### Requirement
Find every line of the listing below where "Euclidean" appears, and copy it.

(Data entries)
※ ※ ※
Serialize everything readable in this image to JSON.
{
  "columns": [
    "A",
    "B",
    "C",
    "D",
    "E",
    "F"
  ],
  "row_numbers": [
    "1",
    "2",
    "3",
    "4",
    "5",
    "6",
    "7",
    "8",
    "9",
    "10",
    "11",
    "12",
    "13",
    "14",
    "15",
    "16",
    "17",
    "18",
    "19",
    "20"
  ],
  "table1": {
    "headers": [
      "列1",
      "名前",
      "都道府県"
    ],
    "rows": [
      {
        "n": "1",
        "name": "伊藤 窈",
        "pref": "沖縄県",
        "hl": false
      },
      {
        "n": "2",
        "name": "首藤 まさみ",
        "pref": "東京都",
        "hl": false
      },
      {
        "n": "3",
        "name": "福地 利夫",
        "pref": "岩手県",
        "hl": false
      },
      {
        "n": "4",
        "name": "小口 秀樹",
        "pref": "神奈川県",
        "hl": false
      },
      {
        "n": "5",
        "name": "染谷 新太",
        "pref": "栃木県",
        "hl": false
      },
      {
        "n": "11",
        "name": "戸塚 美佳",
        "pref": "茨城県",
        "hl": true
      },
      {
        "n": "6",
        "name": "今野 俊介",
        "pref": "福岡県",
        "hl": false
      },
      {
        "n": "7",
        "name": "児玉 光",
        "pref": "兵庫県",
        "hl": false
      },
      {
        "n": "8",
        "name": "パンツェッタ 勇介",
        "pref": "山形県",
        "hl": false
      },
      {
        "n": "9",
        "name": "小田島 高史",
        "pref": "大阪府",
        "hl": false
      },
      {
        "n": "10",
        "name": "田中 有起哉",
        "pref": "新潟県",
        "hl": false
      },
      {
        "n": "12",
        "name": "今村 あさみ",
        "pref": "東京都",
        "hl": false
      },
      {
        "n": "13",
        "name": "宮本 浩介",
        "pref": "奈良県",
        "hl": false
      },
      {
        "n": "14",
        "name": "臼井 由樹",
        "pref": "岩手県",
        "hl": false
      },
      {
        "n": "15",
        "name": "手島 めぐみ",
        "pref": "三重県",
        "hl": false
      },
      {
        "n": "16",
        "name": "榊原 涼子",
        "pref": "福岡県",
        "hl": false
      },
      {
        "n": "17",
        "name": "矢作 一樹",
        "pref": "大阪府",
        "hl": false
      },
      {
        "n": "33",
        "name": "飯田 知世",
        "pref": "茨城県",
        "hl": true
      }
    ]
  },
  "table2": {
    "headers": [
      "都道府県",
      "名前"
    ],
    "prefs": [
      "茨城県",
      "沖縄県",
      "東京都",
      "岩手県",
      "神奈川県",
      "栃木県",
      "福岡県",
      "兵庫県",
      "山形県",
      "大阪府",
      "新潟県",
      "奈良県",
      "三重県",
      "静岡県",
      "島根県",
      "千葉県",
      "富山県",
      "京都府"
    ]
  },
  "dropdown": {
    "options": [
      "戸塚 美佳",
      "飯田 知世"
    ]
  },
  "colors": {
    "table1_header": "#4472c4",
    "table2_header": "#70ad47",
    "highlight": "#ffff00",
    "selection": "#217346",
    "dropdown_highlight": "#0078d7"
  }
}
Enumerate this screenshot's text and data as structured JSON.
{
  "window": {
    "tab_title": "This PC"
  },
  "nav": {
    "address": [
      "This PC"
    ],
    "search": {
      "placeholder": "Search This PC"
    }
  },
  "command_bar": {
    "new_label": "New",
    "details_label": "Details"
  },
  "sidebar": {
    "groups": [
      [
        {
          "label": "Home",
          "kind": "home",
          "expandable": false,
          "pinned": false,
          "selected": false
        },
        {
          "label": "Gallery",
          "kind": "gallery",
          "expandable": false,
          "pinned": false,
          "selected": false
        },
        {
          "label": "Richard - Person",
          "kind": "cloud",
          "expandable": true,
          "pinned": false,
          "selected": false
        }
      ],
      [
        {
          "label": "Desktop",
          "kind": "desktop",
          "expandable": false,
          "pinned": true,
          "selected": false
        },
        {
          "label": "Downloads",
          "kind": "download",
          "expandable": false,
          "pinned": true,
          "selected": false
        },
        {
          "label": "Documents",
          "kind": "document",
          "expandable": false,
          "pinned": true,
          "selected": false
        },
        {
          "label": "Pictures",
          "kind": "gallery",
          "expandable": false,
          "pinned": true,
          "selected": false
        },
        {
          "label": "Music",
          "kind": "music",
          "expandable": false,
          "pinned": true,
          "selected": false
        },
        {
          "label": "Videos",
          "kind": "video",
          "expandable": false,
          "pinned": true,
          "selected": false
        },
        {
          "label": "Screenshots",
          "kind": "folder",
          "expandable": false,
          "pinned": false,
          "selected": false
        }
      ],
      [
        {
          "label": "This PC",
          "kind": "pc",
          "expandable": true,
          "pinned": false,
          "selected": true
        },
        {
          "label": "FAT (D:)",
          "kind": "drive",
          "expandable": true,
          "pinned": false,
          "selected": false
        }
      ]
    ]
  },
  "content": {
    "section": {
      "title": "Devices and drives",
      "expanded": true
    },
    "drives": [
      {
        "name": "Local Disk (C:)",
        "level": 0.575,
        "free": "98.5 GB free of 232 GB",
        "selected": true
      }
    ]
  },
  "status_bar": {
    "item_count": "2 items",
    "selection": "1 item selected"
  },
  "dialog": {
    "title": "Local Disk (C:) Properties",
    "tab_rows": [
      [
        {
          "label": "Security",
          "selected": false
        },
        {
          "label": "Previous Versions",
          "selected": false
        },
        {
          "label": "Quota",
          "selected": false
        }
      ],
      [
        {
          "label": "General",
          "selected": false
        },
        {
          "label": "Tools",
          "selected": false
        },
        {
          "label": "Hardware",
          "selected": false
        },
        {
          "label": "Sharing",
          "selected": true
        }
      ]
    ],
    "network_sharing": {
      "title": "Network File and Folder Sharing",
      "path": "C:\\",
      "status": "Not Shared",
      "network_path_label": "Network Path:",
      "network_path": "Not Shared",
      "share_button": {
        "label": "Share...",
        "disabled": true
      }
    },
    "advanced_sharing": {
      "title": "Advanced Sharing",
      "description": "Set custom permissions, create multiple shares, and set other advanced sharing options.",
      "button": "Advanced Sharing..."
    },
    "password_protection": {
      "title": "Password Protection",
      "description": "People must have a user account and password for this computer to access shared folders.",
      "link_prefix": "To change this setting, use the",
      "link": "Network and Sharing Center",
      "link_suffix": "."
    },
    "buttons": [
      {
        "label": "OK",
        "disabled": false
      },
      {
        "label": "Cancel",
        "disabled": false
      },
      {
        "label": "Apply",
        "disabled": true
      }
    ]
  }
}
※ ※ ※
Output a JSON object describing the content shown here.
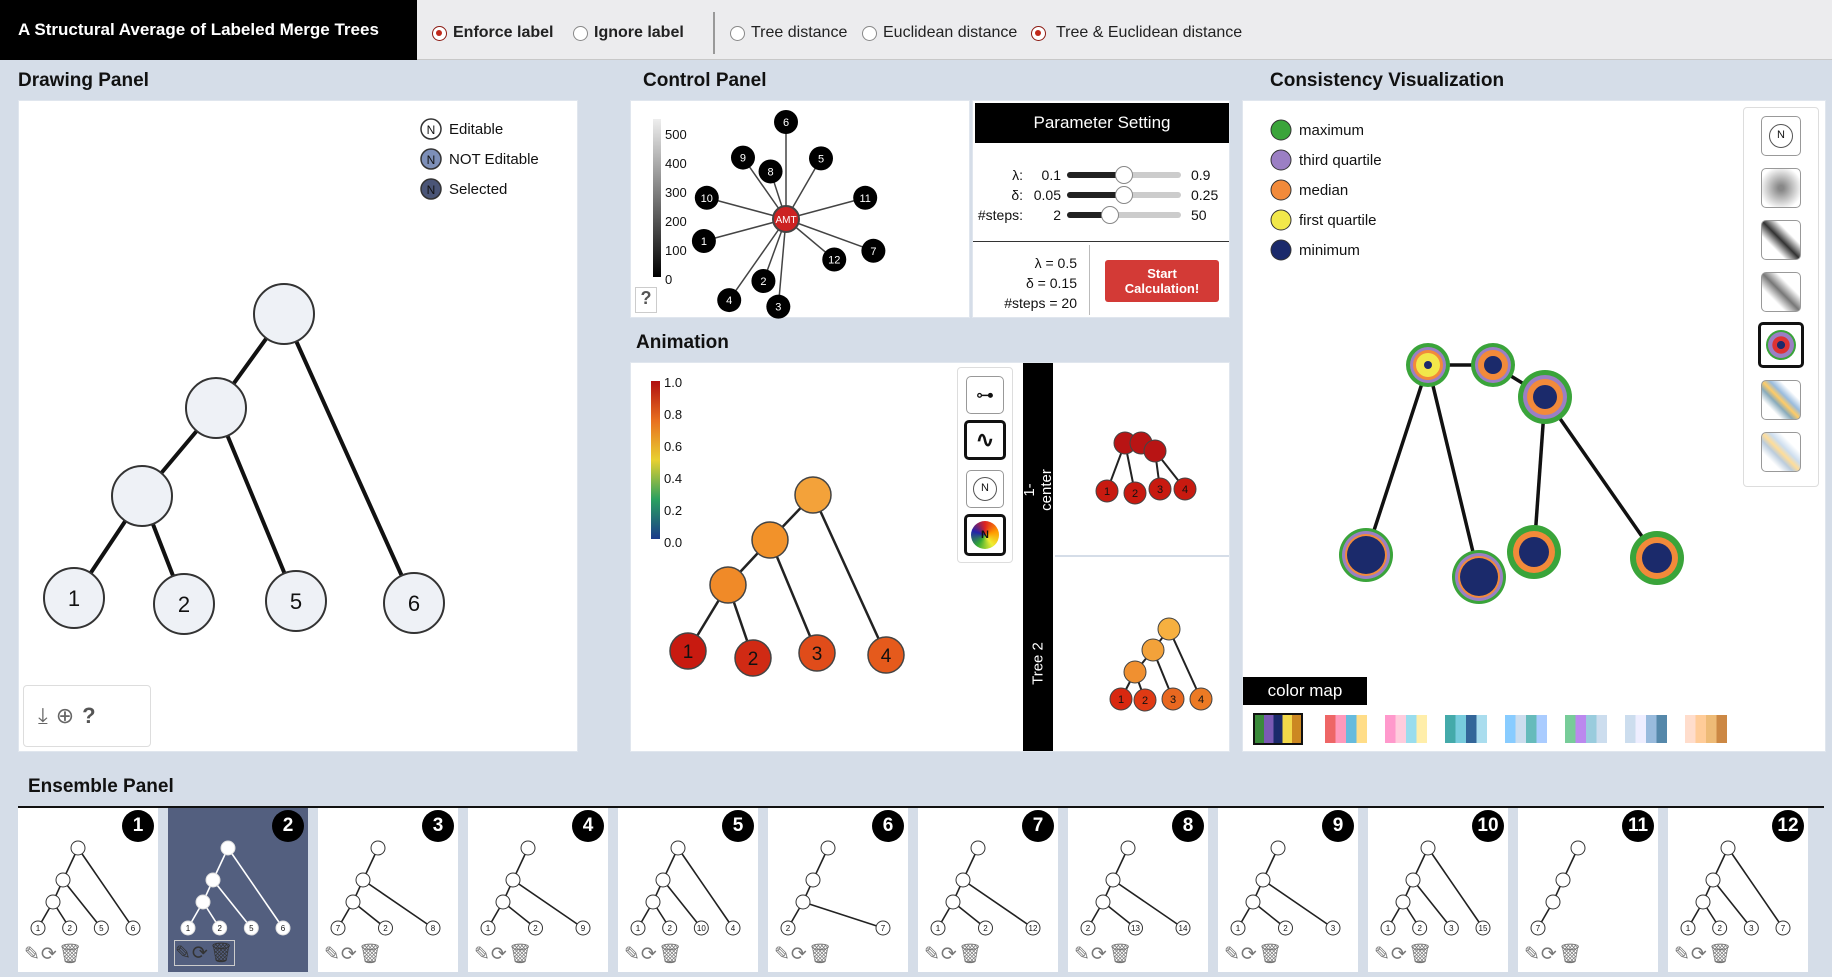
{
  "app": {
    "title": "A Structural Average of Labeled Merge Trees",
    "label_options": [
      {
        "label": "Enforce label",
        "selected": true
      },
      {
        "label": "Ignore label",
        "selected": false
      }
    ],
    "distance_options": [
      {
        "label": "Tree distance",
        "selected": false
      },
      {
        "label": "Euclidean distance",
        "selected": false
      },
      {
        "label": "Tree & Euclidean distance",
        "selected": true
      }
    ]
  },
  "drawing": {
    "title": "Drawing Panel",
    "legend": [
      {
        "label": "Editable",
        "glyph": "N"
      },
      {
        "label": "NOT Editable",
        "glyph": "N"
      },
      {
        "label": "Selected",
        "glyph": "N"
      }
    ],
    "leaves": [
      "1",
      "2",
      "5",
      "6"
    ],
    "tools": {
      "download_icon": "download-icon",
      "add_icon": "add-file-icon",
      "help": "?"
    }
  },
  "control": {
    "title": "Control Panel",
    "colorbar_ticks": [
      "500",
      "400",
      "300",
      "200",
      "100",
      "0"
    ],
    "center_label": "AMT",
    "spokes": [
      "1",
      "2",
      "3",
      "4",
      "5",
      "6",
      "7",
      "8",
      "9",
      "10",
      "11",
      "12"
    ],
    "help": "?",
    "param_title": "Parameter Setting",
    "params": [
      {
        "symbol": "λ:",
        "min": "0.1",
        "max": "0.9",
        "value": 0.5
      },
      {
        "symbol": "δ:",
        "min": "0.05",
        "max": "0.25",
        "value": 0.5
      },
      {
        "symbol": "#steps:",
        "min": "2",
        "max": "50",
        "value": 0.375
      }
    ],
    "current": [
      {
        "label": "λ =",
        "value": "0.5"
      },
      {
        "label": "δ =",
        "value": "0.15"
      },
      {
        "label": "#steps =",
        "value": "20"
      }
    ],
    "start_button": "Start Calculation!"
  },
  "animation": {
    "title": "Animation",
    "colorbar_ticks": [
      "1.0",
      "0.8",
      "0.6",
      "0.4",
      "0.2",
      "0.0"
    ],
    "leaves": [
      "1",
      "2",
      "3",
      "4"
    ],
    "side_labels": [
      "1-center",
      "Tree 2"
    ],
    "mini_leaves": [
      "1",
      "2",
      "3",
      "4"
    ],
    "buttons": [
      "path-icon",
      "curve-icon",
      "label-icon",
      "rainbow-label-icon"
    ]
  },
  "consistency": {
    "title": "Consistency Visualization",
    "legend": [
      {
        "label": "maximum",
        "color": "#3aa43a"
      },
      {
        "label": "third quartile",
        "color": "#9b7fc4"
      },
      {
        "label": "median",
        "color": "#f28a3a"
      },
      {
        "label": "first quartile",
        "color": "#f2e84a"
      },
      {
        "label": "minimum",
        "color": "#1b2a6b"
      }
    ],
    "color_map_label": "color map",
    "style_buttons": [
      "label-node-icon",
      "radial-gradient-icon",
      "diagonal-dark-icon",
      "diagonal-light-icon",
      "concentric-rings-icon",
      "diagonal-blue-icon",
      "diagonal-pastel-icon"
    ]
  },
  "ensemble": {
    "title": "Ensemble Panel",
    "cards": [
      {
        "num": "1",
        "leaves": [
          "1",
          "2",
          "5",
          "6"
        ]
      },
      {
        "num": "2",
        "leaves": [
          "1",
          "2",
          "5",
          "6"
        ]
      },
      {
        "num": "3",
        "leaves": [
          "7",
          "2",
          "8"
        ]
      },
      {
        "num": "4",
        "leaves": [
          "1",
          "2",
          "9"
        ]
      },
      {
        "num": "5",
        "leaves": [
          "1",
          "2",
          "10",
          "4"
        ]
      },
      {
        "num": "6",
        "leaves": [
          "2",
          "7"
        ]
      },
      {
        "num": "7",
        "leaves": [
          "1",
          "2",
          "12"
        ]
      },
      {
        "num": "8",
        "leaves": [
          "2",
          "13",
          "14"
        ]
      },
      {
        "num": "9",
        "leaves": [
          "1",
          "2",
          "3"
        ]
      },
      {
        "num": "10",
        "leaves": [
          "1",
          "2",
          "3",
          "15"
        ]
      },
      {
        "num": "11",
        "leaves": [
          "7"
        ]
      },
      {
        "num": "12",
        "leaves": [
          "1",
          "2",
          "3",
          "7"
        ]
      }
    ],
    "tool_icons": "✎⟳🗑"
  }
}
※ ※ ※
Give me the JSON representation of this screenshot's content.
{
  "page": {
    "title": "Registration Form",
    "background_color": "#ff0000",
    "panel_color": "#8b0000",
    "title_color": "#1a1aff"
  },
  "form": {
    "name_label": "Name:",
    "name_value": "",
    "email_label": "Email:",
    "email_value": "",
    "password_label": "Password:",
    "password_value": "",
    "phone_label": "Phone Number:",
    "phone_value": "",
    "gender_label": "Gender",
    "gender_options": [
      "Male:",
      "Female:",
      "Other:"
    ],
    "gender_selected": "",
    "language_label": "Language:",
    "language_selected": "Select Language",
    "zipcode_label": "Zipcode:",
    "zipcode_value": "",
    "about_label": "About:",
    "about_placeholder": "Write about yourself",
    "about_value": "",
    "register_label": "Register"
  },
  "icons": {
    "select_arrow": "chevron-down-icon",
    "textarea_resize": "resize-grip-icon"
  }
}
※ ※ ※
### Task solution
        "label": "Euclidean distance",
        "label": "Tree & Euclidean distance",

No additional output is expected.